EXERCISE TASK → Leaving out every picture, quote the data below exactly as it appears.

——————

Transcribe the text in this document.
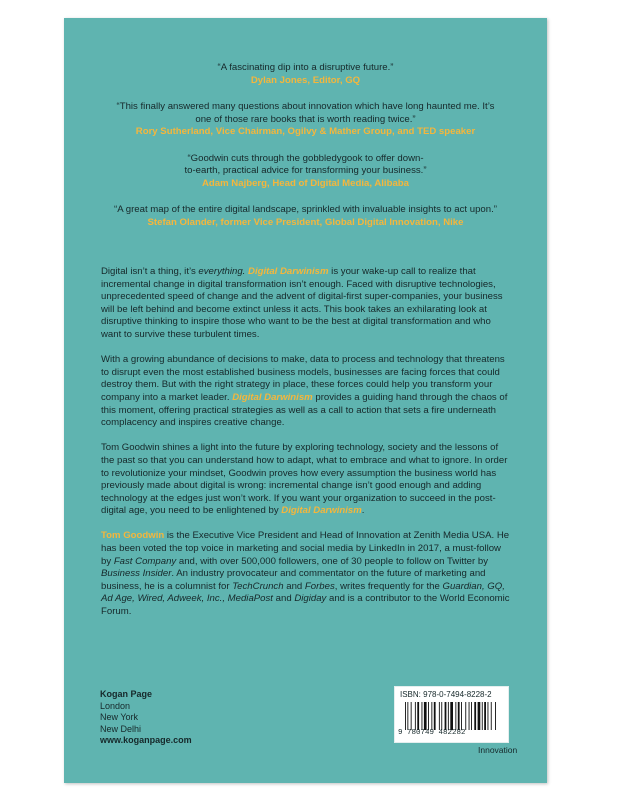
“A fascinating dip into a disruptive future.”
Dylan Jones, Editor, GQ
“This finally answered many questions about innovation which have long haunted me. It’s one of those rare books that is worth reading twice.”
Rory Sutherland, Vice Chairman, Ogilvy & Mather Group, and TED speaker
“Goodwin cuts through the gobbledygook to offer down-to-earth, practical advice for transforming your business.”
Adam Najberg, Head of Digital Media, Alibaba
“A great map of the entire digital landscape, sprinkled with invaluable insights to act upon.”
Stefan Olander, former Vice President, Global Digital Innovation, Nike

Digital isn’t a thing, it’s everything. Digital Darwinism is your wake-up call to realize that incremental change in digital transformation isn’t enough. Faced with disruptive technologies, unprecedented speed of change and the advent of digital-first super-companies, your business will be left behind and become extinct unless it acts. This book takes an exhilarating look at disruptive thinking to inspire those who want to be the best at digital transformation and who want to survive these turbulent times.

With a growing abundance of decisions to make, data to process and technology that threatens to disrupt even the most established business models, businesses are facing forces that could destroy them. But with the right strategy in place, these forces could help you transform your company into a market leader. Digital Darwinism provides a guiding hand through the chaos of this moment, offering practical strategies as well as a call to action that sets a fire underneath complacency and inspires creative change.

Tom Goodwin shines a light into the future by exploring technology, society and the lessons of the past so that you can understand how to adapt, what to embrace and what to ignore. In order to revolutionize your mindset, Goodwin proves how every assumption the business world has previously made about digital is wrong: incremental change isn’t good enough and adding technology at the edges just won’t work. If you want your organization to succeed in the post-digital age, you need to be enlightened by Digital Darwinism.

Tom Goodwin is the Executive Vice President and Head of Innovation at Zenith Media USA. He has been voted the top voice in marketing and social media by LinkedIn in 2017, a must-follow by Fast Company and, with over 500,000 followers, one of 30 people to follow on Twitter by Business Insider. An industry provocateur and commentator on the future of marketing and business, he is a columnist for TechCrunch and Forbes, writes frequently for the Guardian, GQ, Ad Age, Wired, Adweek, Inc., MediaPost and Digiday and is a contributor to the World Economic Forum.

Kogan Page
London
New York
New Delhi
www.koganpage.com
ISBN: 978-0-7494-8228-2
9 780749 482282
Innovation
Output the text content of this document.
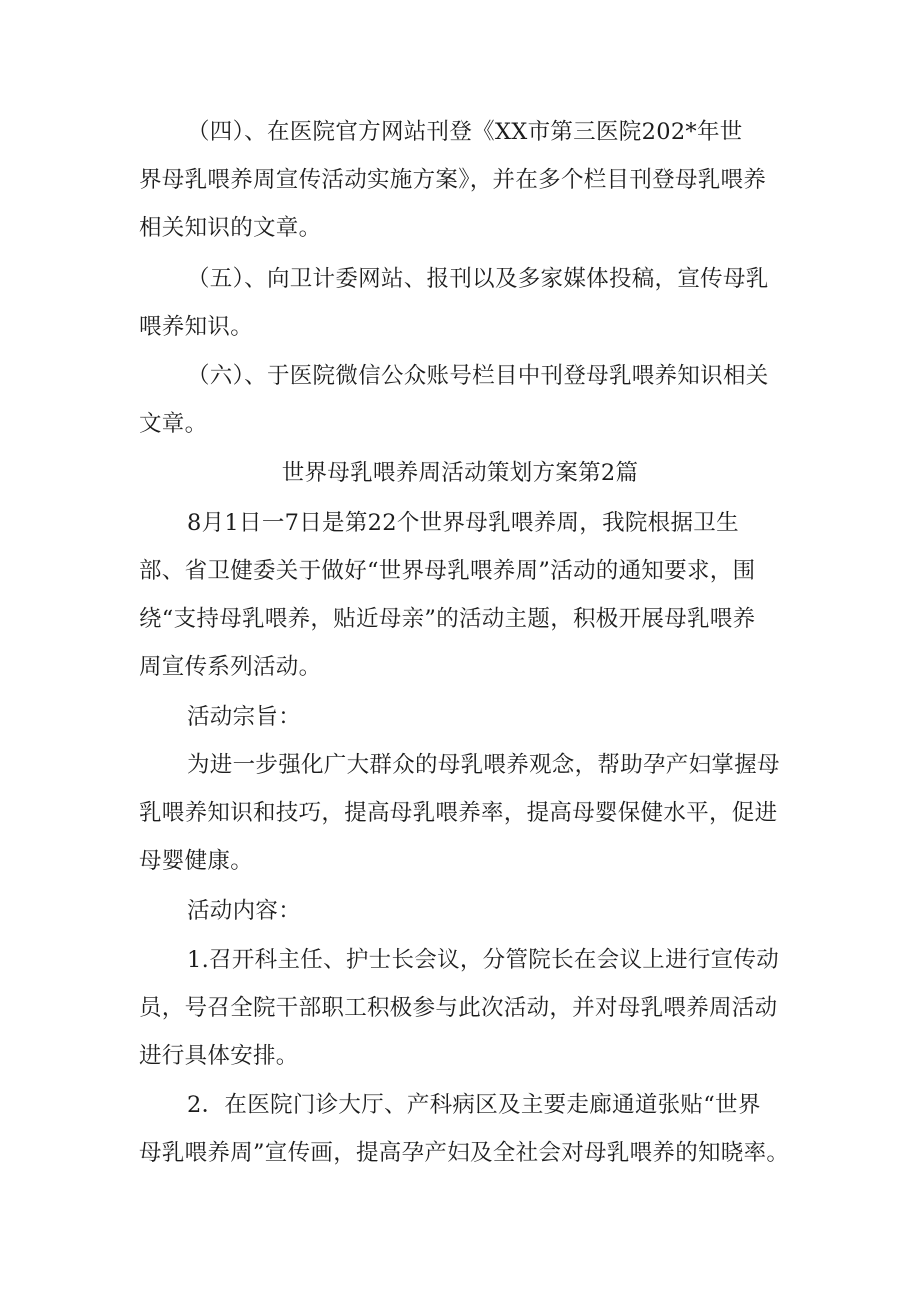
（四）、在医院官方网站刊登《XX市第三医院202*年世
界母乳喂养周宣传活动实施方案》，并在多个栏目刊登母乳喂养
相关知识的文章。
（五）、向卫计委网站、报刊以及多家媒体投稿，宣传母乳
喂养知识。
（六）、于医院微信公众账号栏目中刊登母乳喂养知识相关
文章。
世界母乳喂养周活动策划方案第2篇
8月1日一7日是第22个世界母乳喂养周，我院根据卫生
部、省卫健委关于做好“世界母乳喂养周”活动的通知要求，围
绕“支持母乳喂养，贴近母亲”的活动主题，积极开展母乳喂养
周宣传系列活动。
活动宗旨：
为进一步强化广大群众的母乳喂养观念，帮助孕产妇掌握母
乳喂养知识和技巧，提高母乳喂养率，提高母婴保健水平，促进
母婴健康。
活动内容：
1.召开科主任、护士长会议，分管院长在会议上进行宣传动
员，号召全院干部职工积极参与此次活动，并对母乳喂养周活动
进行具体安排。
2．在医院门诊大厅、产科病区及主要走廊通道张贴“世界
母乳喂养周”宣传画，提高孕产妇及全社会对母乳喂养的知晓率。
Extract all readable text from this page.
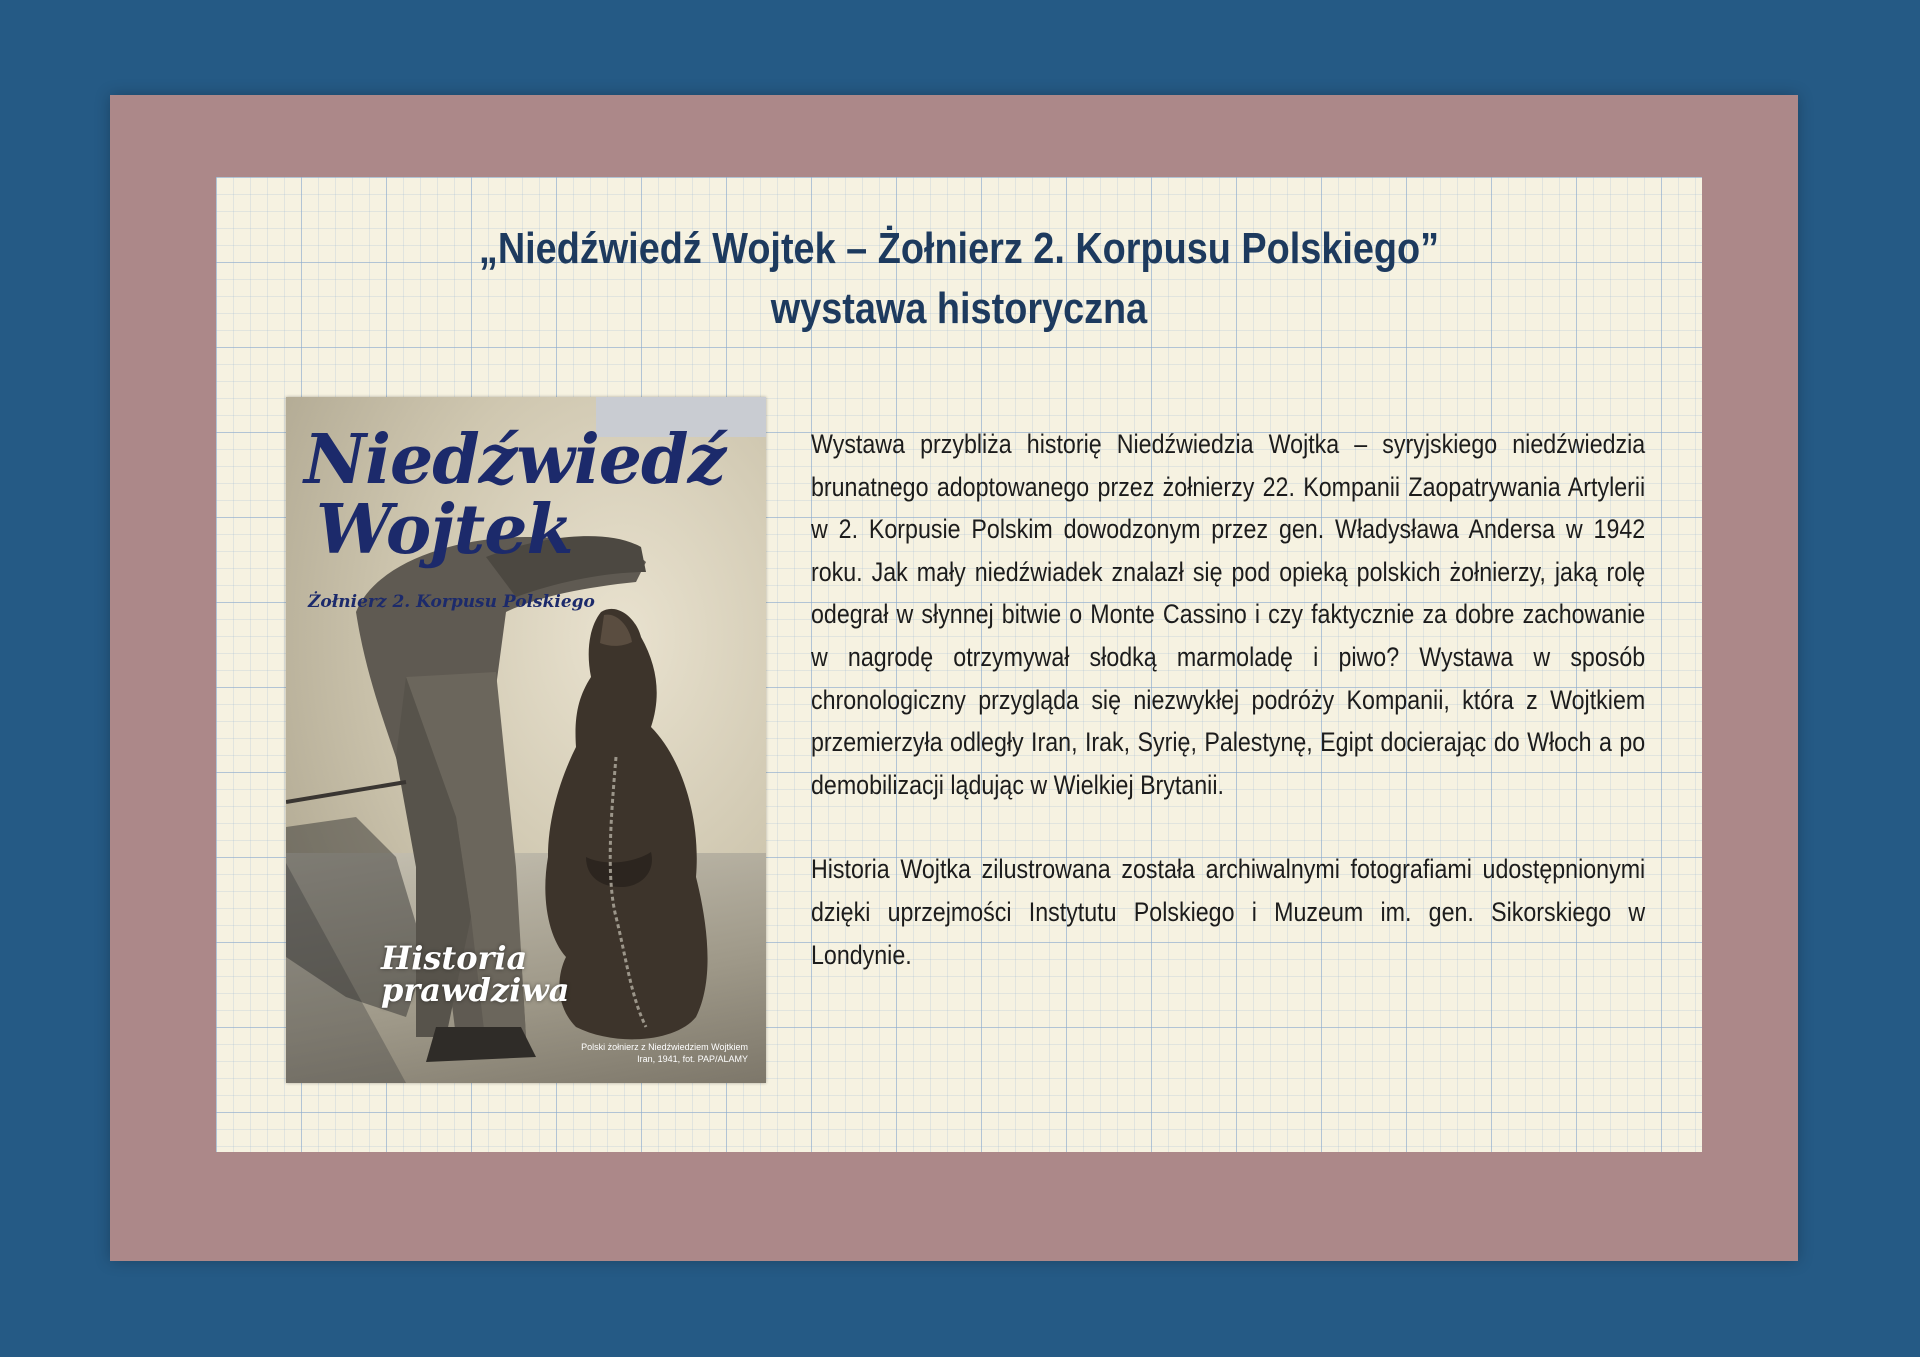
„Niedźwiedź Wojtek – Żołnierz 2. Korpusu Polskiego”
wystawa historyczna
Niedźwiedź
Wojtek
Żołnierz 2. Korpusu Polskiego
Historia
prawdziwa
Polski żołnierz z Niedźwiedziem Wojtkiem
Iran, 1941, fot. PAP/ALAMY

Wystawa przybliża historię Niedźwiedzia Wojtka – syryjskiego niedźwiedzia brunatnego adoptowanego przez żołnierzy 22. Kompanii Zaopatrywania Artylerii w 2. Korpusie Polskim dowodzonym przez gen. Władysława Andersa w 1942 roku. Jak mały niedźwiadek znalazł się pod opieką polskich żołnierzy, jaką rolę odegrał w słynnej bitwie o Monte Cassino i czy faktycznie za dobre zachowanie w nagrodę otrzymywał słodką marmoladę i piwo? Wystawa w sposób chronologiczny przygląda się niezwykłej podróży Kompanii, która z Wojtkiem przemierzyła odległy Iran, Irak, Syrię, Palestynę, Egipt docierając do Włoch a po demobilizacji lądując w Wielkiej Brytanii.

Historia Wojtka zilustrowana została archiwalnymi fotografiami udostępnionymi dzięki uprzejmości Instytutu Polskiego i Muzeum im. gen. Sikorskiego w Londynie.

——————

SOLUTION TO THIS TASK →
Transcribe the text in this document.
“A fascinating dip into a disruptive future.”
Dylan Jones, Editor, GQ
“This finally answered many questions about innovation which have long haunted me. It’s one of those rare books that is worth reading twice.”
Rory Sutherland, Vice Chairman, Ogilvy & Mather Group, and TED speaker
“Goodwin cuts through the gobbledygook to offer down-to-earth, practical advice for transforming your business.”
Adam Najberg, Head of Digital Media, Alibaba
“A great map of the entire digital landscape, sprinkled with invaluable insights to act upon.”
Stefan Olander, former Vice President, Global Digital Innovation, Nike

Digital isn’t a thing, it’s everything. Digital Darwinism is your wake-up call to realize that incremental change in digital transformation isn’t enough. Faced with disruptive technologies, unprecedented speed of change and the advent of digital-first super-companies, your business will be left behind and become extinct unless it acts. This book takes an exhilarating look at disruptive thinking to inspire those who want to be the best at digital transformation and who want to survive these turbulent times.

With a growing abundance of decisions to make, data to process and technology that threatens to disrupt even the most established business models, businesses are facing forces that could destroy them. But with the right strategy in place, these forces could help you transform your company into a market leader. Digital Darwinism provides a guiding hand through the chaos of this moment, offering practical strategies as well as a call to action that sets a fire underneath complacency and inspires creative change.

Tom Goodwin shines a light into the future by exploring technology, society and the lessons of the past so that you can understand how to adapt, what to embrace and what to ignore. In order to revolutionize your mindset, Goodwin proves how every assumption the business world has previously made about digital is wrong: incremental change isn’t good enough and adding technology at the edges just won’t work. If you want your organization to succeed in the post-digital age, you need to be enlightened by Digital Darwinism.

Tom Goodwin is the Executive Vice President and Head of Innovation at Zenith Media USA. He has been voted the top voice in marketing and social media by LinkedIn in 2017, a must-follow by Fast Company and, with over 500,000 followers, one of 30 people to follow on Twitter by Business Insider. An industry provocateur and commentator on the future of marketing and business, he is a columnist for TechCrunch and Forbes, writes frequently for the Guardian, GQ, Ad Age, Wired, Adweek, Inc., MediaPost and Digiday and is a contributor to the World Economic Forum.

Kogan Page
London
New York
New Delhi
www.koganpage.com
ISBN: 978-0-7494-8228-2
9 780749 482282
Innovation
Output the text content of this document.
（四）、在医院官方网站刊登《XX市第三医院202*年世
界母乳喂养周宣传活动实施方案》，并在多个栏目刊登母乳喂养
相关知识的文章。
（五）、向卫计委网站、报刊以及多家媒体投稿，宣传母乳
喂养知识。
（六）、于医院微信公众账号栏目中刊登母乳喂养知识相关
文章。
世界母乳喂养周活动策划方案第2篇
8月1日一7日是第22个世界母乳喂养周，我院根据卫生
部、省卫健委关于做好“世界母乳喂养周”活动的通知要求，围
绕“支持母乳喂养，贴近母亲”的活动主题，积极开展母乳喂养
周宣传系列活动。
活动宗旨：
为进一步强化广大群众的母乳喂养观念，帮助孕产妇掌握母
乳喂养知识和技巧，提高母乳喂养率，提高母婴保健水平，促进
母婴健康。
活动内容：
1.召开科主任、护士长会议，分管院长在会议上进行宣传动
员，号召全院干部职工积极参与此次活动，并对母乳喂养周活动
进行具体安排。
2．在医院门诊大厅、产科病区及主要走廊通道张贴“世界
母乳喂养周”宣传画，提高孕产妇及全社会对母乳喂养的知晓率。
Extract all readable text from this page.
„Niedźwiedź Wojtek – Żołnierz 2. Korpusu Polskiego”
wystawa historyczna
Niedźwiedź
Wojtek
Żołnierz 2. Korpusu Polskiego
Historia
prawdziwa
Polski żołnierz z Niedźwiedziem Wojtkiem
Iran, 1941, fot. PAP/ALAMY

Wystawa przybliża historię Niedźwiedzia Wojtka – syryjskiego niedźwiedzia brunatnego adoptowanego przez żołnierzy 22. Kompanii Zaopatrywania Artylerii w 2. Korpusie Polskim dowodzonym przez gen. Władysława Andersa w 1942 roku. Jak mały niedźwiadek znalazł się pod opieką polskich żołnierzy, jaką rolę odegrał w słynnej bitwie o Monte Cassino i czy faktycznie za dobre zachowanie w nagrodę otrzymywał słodką marmoladę i piwo? Wystawa w sposób chronologiczny przygląda się niezwykłej podróży Kompanii, która z Wojtkiem przemierzyła odległy Iran, Irak, Syrię, Palestynę, Egipt docierając do Włoch a po demobilizacji lądując w Wielkiej Brytanii.

Historia Wojtka zilustrowana została archiwalnymi fotografiami udostępnionymi dzięki uprzejmości Instytutu Polskiego i Muzeum im. gen. Sikorskiego w Londynie.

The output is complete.